According to the post on writing advice, what is part of the reason Step 2 is usually missing?

__Article__.
>>>>>
I was drifting through Twitter, as so often, when I came across this series of tweets by @quartzen. Text copied below for ease of reading.

 

I feel like modern writing advice is like…

  1. Just get a complete first draft down on paper, it’s okay if it’s awful, terrible, and the worst!
  2. ???
  3. Once you have a polished draft that’s as good as you can make it, look to beta readers, editing, and eventual publication!

***

It’s exactly like those “how to draw” things for kids where the first step is a couple of circles, maybe with a crosshair for facial features, the next step is “add some detail” (ie actually draw the thing perfectly), now you’ve got a great example of what you were trying to draw

Word.

Part of the reason Step 2 is usually missing is that it’s hard to give advice that applies to everyone. Some authors throw down a skeleton plot in their first draft that needs fleshing out; some people create well-developed worlds and characters first off, but have to go back and insert a skeleton to give their wobbling mass some story-bones. Some people go through multiple completed drafts; others find out what they’re doing while writing a much-revised first half of a first draft. (I’m that person. Generally speaking I loop over and over my first half to get everything in place, and then once I have that sorted it’s a straight trot to the end and I very rarely have to make significant changes to the second half.)
<<<<<
__Data entries__.
>>>>>
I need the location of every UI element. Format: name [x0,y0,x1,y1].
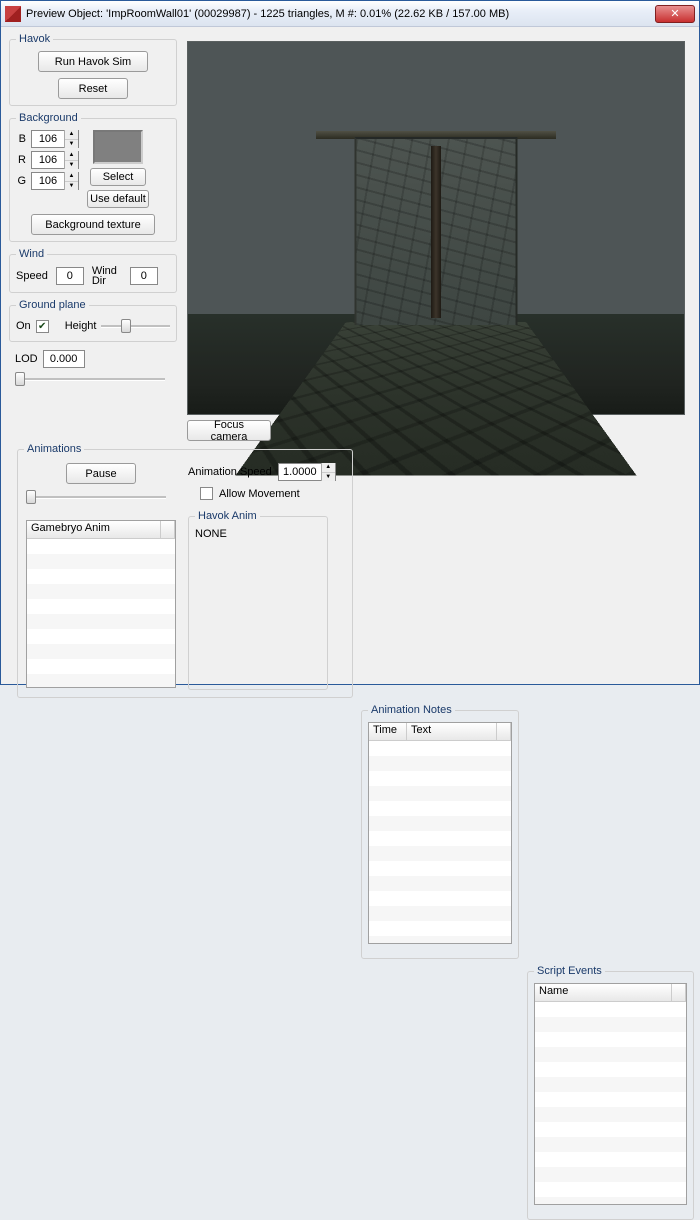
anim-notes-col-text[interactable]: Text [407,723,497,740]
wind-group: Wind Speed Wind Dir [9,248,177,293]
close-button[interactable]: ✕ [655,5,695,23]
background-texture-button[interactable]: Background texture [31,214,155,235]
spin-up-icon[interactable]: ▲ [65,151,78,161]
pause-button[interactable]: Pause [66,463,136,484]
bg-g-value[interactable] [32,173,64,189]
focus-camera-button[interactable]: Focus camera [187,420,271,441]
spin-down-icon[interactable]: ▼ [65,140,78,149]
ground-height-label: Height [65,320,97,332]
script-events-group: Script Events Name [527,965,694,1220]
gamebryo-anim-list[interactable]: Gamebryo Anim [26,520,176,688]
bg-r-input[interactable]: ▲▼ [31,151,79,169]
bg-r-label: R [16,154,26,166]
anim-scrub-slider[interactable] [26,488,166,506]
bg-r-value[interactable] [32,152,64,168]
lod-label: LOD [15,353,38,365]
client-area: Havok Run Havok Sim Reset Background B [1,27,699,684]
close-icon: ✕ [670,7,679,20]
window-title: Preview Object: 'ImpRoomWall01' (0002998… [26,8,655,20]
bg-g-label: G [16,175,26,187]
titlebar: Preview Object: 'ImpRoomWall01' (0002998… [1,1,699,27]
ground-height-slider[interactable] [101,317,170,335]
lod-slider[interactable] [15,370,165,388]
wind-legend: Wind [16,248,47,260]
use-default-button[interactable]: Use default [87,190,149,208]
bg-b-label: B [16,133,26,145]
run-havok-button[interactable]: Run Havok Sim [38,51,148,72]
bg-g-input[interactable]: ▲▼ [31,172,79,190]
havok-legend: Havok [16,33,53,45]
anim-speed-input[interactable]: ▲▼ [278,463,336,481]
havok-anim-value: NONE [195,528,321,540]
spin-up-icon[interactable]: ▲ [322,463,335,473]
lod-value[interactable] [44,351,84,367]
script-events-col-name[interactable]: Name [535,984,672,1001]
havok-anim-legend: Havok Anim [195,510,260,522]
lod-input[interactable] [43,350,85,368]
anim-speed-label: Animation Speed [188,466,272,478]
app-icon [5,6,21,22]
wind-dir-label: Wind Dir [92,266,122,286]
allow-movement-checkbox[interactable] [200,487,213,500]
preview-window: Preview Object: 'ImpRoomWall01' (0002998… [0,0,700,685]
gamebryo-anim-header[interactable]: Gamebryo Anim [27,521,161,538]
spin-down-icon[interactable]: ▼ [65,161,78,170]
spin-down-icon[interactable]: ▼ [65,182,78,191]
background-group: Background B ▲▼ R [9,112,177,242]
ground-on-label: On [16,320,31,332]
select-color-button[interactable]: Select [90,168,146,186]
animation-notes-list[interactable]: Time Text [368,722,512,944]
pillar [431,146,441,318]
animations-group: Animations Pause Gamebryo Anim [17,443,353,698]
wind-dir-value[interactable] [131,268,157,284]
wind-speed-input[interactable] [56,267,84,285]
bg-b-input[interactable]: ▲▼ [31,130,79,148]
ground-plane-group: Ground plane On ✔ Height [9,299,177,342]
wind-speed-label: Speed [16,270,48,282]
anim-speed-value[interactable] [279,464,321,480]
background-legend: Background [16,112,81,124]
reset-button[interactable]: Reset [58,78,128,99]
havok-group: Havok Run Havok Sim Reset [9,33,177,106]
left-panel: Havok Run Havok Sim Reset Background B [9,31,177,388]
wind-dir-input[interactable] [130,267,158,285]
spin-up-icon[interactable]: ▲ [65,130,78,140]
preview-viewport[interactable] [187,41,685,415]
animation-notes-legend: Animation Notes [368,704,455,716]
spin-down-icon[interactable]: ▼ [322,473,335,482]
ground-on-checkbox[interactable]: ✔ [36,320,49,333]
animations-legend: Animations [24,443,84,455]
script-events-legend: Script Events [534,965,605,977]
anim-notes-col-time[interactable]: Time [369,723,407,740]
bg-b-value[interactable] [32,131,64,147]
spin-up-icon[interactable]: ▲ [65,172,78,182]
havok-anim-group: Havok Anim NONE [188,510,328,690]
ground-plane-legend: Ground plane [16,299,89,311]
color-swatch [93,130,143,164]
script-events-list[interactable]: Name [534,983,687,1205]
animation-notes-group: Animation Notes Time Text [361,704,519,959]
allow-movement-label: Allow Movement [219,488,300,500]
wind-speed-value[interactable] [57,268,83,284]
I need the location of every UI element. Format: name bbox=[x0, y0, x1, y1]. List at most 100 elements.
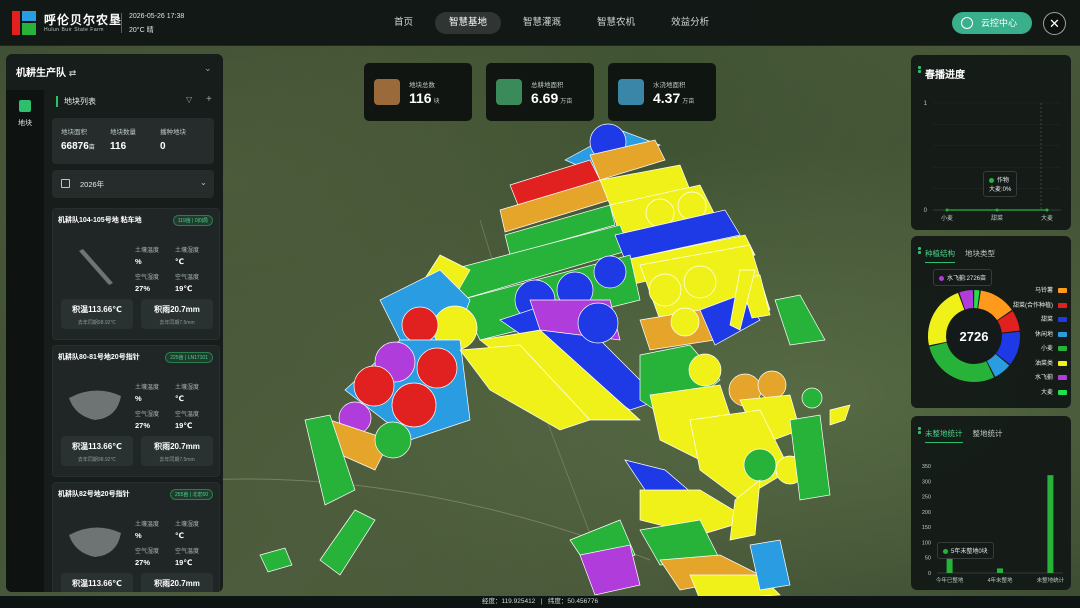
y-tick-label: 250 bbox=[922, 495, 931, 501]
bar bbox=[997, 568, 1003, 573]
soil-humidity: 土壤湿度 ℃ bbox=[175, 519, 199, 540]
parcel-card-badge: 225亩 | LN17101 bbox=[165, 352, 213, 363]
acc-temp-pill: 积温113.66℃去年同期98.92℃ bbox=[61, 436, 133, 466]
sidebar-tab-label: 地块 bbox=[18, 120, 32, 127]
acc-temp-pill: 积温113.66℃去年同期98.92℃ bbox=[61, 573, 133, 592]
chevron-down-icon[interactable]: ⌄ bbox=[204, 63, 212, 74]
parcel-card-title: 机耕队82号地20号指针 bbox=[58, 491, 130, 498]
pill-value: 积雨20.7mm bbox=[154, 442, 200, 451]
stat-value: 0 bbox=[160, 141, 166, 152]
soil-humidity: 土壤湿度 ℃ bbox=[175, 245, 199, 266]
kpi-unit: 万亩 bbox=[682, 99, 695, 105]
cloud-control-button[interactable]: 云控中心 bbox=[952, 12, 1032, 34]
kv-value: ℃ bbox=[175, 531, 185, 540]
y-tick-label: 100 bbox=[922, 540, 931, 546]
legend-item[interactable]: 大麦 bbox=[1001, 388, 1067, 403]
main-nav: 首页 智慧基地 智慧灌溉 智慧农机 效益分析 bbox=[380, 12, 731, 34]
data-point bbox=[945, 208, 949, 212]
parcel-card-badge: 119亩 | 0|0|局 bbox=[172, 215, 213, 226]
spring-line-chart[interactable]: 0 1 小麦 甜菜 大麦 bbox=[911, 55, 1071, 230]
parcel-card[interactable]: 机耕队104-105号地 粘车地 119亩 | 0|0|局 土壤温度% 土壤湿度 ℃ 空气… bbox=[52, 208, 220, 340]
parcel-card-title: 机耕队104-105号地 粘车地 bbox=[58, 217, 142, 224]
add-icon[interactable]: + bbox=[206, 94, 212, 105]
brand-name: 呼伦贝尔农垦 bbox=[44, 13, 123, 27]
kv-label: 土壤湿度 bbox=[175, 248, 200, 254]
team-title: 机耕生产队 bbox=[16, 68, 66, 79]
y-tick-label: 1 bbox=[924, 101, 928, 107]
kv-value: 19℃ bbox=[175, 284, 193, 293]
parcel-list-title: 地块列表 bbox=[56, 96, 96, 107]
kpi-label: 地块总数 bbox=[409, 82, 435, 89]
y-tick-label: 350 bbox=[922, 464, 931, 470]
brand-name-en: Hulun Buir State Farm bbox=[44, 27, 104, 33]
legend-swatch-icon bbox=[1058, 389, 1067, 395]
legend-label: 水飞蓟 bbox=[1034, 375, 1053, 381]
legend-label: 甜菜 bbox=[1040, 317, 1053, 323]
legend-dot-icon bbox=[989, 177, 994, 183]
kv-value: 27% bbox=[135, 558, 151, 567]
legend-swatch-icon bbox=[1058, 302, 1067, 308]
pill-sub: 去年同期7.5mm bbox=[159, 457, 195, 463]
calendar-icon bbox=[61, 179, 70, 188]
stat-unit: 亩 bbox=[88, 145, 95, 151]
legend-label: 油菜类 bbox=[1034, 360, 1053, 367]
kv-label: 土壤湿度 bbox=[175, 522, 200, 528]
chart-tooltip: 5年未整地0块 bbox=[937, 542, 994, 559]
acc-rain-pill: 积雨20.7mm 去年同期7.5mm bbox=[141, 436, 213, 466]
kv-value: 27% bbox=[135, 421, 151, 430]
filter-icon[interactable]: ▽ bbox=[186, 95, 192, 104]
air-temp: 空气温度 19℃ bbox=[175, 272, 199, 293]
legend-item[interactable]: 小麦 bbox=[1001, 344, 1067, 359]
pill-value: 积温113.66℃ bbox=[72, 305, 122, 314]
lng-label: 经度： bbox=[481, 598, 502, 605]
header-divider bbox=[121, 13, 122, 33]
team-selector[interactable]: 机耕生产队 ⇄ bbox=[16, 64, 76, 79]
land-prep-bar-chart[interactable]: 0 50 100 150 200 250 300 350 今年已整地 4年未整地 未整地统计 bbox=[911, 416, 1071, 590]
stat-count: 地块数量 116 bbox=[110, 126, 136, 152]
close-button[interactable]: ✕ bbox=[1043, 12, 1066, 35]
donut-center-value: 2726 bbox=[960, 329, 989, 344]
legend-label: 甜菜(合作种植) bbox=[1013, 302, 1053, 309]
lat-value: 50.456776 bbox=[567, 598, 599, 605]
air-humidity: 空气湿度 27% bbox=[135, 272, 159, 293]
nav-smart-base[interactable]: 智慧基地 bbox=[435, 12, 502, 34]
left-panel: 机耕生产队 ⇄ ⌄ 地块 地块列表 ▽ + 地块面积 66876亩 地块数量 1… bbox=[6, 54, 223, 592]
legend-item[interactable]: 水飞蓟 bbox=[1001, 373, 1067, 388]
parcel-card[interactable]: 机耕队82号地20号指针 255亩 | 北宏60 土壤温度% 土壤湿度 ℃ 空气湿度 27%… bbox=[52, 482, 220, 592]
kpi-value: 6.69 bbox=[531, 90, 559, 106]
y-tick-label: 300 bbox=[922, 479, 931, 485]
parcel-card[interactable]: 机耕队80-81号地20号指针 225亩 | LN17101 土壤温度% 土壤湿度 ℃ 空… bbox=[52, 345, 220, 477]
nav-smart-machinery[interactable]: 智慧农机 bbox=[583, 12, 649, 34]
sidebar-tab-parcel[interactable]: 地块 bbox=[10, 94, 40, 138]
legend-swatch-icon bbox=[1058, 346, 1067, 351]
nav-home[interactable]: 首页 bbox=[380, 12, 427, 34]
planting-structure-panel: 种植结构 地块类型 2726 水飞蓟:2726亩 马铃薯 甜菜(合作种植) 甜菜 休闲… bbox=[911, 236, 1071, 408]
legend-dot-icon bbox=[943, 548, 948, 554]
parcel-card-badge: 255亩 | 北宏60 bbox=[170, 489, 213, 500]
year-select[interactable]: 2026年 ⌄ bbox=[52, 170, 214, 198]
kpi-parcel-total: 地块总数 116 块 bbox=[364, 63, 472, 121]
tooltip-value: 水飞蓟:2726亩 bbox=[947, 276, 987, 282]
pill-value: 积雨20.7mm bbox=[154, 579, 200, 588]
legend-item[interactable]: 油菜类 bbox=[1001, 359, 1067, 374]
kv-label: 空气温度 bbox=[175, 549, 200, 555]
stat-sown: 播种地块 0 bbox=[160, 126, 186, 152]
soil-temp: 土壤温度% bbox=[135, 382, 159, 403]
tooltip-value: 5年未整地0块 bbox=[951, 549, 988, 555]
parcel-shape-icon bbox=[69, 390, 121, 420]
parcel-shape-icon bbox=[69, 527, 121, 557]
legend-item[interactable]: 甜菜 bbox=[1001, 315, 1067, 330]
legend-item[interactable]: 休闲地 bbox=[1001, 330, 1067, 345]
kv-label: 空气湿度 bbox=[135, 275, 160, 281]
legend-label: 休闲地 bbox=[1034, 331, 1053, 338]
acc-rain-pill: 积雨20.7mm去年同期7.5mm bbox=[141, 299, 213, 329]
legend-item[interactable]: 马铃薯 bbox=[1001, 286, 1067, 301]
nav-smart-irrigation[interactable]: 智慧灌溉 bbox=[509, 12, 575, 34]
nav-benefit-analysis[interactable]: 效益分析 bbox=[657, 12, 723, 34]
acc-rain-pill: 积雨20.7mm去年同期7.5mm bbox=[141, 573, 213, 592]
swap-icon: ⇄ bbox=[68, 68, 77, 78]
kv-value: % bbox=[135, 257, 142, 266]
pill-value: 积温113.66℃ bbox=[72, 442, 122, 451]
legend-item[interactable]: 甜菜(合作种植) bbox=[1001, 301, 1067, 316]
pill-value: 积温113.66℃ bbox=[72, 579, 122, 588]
<<<<<
__Written response__. It is hard to give advice that applies to everyone.